» **Listed records**:
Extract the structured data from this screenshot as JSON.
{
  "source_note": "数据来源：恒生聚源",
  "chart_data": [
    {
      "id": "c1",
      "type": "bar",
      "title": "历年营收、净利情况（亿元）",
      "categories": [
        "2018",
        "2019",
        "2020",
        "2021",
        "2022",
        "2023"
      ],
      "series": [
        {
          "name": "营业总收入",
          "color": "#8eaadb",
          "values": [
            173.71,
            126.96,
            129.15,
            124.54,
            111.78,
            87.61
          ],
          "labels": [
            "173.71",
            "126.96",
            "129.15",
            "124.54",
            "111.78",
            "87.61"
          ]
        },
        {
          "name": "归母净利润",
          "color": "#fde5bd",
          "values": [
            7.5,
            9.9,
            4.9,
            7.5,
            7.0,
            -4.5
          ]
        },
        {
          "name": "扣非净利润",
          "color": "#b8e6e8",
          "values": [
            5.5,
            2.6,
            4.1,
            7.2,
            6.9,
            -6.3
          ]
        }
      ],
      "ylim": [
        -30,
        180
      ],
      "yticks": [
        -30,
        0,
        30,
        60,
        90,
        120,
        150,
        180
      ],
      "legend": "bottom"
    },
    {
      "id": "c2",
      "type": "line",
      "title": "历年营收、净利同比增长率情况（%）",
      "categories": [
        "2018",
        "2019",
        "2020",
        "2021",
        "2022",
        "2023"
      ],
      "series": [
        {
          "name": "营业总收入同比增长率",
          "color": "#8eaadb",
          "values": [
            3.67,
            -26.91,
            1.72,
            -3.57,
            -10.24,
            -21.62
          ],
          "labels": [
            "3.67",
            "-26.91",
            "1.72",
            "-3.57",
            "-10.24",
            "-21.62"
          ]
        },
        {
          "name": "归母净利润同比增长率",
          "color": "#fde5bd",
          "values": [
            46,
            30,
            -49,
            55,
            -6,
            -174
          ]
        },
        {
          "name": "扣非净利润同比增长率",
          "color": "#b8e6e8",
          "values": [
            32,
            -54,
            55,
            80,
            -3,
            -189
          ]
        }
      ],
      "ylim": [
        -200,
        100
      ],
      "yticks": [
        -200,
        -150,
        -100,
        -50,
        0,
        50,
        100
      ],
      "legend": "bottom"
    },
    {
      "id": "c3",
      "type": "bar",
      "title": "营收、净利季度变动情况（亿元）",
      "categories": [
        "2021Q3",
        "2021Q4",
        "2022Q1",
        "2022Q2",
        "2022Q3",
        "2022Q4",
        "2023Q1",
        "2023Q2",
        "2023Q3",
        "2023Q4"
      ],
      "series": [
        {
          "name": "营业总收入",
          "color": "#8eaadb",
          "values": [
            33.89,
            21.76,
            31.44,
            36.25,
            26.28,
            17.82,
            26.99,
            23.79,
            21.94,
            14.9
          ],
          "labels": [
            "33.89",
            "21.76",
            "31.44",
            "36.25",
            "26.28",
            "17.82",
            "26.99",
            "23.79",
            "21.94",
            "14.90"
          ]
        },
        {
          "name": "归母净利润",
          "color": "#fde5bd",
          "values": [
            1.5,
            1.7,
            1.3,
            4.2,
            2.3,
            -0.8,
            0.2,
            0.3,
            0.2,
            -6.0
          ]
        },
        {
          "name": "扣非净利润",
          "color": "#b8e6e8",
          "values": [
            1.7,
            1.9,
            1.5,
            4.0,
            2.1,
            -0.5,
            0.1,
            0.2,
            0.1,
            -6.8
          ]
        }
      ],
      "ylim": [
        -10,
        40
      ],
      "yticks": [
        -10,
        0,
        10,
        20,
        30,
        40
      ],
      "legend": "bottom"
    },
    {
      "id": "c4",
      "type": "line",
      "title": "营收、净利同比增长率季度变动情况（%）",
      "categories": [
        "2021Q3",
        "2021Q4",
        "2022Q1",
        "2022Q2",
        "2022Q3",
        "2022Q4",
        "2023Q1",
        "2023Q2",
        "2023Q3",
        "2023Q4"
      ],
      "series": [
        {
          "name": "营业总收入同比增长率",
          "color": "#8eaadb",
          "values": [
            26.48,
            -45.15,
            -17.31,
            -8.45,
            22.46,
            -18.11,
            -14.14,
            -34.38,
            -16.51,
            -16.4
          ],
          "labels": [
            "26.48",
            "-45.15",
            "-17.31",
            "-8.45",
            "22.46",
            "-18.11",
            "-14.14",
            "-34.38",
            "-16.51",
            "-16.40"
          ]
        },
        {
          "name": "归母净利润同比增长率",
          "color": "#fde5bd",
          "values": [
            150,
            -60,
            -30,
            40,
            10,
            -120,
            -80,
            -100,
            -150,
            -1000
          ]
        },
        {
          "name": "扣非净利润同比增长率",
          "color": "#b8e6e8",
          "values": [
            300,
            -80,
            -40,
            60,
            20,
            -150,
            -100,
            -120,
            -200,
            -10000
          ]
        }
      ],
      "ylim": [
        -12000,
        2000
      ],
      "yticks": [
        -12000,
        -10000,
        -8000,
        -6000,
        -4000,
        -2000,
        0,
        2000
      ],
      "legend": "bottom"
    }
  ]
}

» **Task prompt**:
Every line of the material must be returned exactly as it appears.

» **Worked answer**:
Extract the structured data from this screenshot as JSON.
{
  "source_note": "数据来源：恒生聚源",
  "chart_data": [
    {
      "id": "c1",
      "type": "bar",
      "title": "历年营收、净利情况（亿元）",
      "categories": [
        "2018",
        "2019",
        "2020",
        "2021",
        "2022",
        "2023"
      ],
      "series": [
        {
          "name": "营业总收入",
          "color": "#8eaadb",
          "values": [
            173.71,
            126.96,
            129.15,
            124.54,
            111.78,
            87.61
          ],
          "labels": [
            "173.71",
            "126.96",
            "129.15",
            "124.54",
            "111.78",
            "87.61"
          ]
        },
        {
          "name": "归母净利润",
          "color": "#fde5bd",
          "values": [
            7.5,
            9.9,
            4.9,
            7.5,
            7.0,
            -4.5
          ]
        },
        {
          "name": "扣非净利润",
          "color": "#b8e6e8",
          "values": [
            5.5,
            2.6,
            4.1,
            7.2,
            6.9,
            -6.3
          ]
        }
      ],
      "ylim": [
        -30,
        180
      ],
      "yticks": [
        -30,
        0,
        30,
        60,
        90,
        120,
        150,
        180
      ],
      "legend": "bottom"
    },
    {
      "id": "c2",
      "type": "line",
      "title": "历年营收、净利同比增长率情况（%）",
      "categories": [
        "2018",
        "2019",
        "2020",
        "2021",
        "2022",
        "2023"
      ],
      "series": [
        {
          "name": "营业总收入同比增长率",
          "color": "#8eaadb",
          "values": [
            3.67,
            -26.91,
            1.72,
            -3.57,
            -10.24,
            -21.62
          ],
          "labels": [
            "3.67",
            "-26.91",
            "1.72",
            "-3.57",
            "-10.24",
            "-21.62"
          ]
        },
        {
          "name": "归母净利润同比增长率",
          "color": "#fde5bd",
          "values": [
            46,
            30,
            -49,
            55,
            -6,
            -174
          ]
        },
        {
          "name": "扣非净利润同比增长率",
          "color": "#b8e6e8",
          "values": [
            32,
            -54,
            55,
            80,
            -3,
            -189
          ]
        }
      ],
      "ylim": [
        -200,
        100
      ],
      "yticks": [
        -200,
        -150,
        -100,
        -50,
        0,
        50,
        100
      ],
      "legend": "bottom"
    },
    {
      "id": "c3",
      "type": "bar",
      "title": "营收、净利季度变动情况（亿元）",
      "categories": [
        "2021Q3",
        "2021Q4",
        "2022Q1",
        "2022Q2",
        "2022Q3",
        "2022Q4",
        "2023Q1",
        "2023Q2",
        "2023Q3",
        "2023Q4"
      ],
      "series": [
        {
          "name": "营业总收入",
          "color": "#8eaadb",
          "values": [
            33.89,
            21.76,
            31.44,
            36.25,
            26.28,
            17.82,
            26.99,
            23.79,
            21.94,
            14.9
          ],
          "labels": [
            "33.89",
            "21.76",
            "31.44",
            "36.25",
            "26.28",
            "17.82",
            "26.99",
            "23.79",
            "21.94",
            "14.90"
          ]
        },
        {
          "name": "归母净利润",
          "color": "#fde5bd",
          "values": [
            1.5,
            1.7,
            1.3,
            4.2,
            2.3,
            -0.8,
            0.2,
            0.3,
            0.2,
            -6.0
          ]
        },
        {
          "name": "扣非净利润",
          "color": "#b8e6e8",
          "values": [
            1.7,
            1.9,
            1.5,
            4.0,
            2.1,
            -0.5,
            0.1,
            0.2,
            0.1,
            -6.8
          ]
        }
      ],
      "ylim": [
        -10,
        40
      ],
      "yticks": [
        -10,
        0,
        10,
        20,
        30,
        40
      ],
      "legend": "bottom"
    },
    {
      "id": "c4",
      "type": "line",
      "title": "营收、净利同比增长率季度变动情况（%）",
      "categories": [
        "2021Q3",
        "2021Q4",
        "2022Q1",
        "2022Q2",
        "2022Q3",
        "2022Q4",
        "2023Q1",
        "2023Q2",
        "2023Q3",
        "2023Q4"
      ],
      "series": [
        {
          "name": "营业总收入同比增长率",
          "color": "#8eaadb",
          "values": [
            26.48,
            -45.15,
            -17.31,
            -8.45,
            22.46,
            -18.11,
            -14.14,
            -34.38,
            -16.51,
            -16.4
          ],
          "labels": [
            "26.48",
            "-45.15",
            "-17.31",
            "-8.45",
            "22.46",
            "-18.11",
            "-14.14",
            "-34.38",
            "-16.51",
            "-16.40"
          ]
        },
        {
          "name": "归母净利润同比增长率",
          "color": "#fde5bd",
          "values": [
            150,
            -60,
            -30,
            40,
            10,
            -120,
            -80,
            -100,
            -150,
            -1000
          ]
        },
        {
          "name": "扣非净利润同比增长率",
          "color": "#b8e6e8",
          "values": [
            300,
            -80,
            -40,
            60,
            20,
            -150,
            -100,
            -120,
            -200,
            -10000
          ]
        }
      ],
      "ylim": [
        -12000,
        2000
      ],
      "yticks": [
        -12000,
        -10000,
        -8000,
        -6000,
        -4000,
        -2000,
        0,
        2000
      ],
      "legend": "bottom"
    }
  ]
}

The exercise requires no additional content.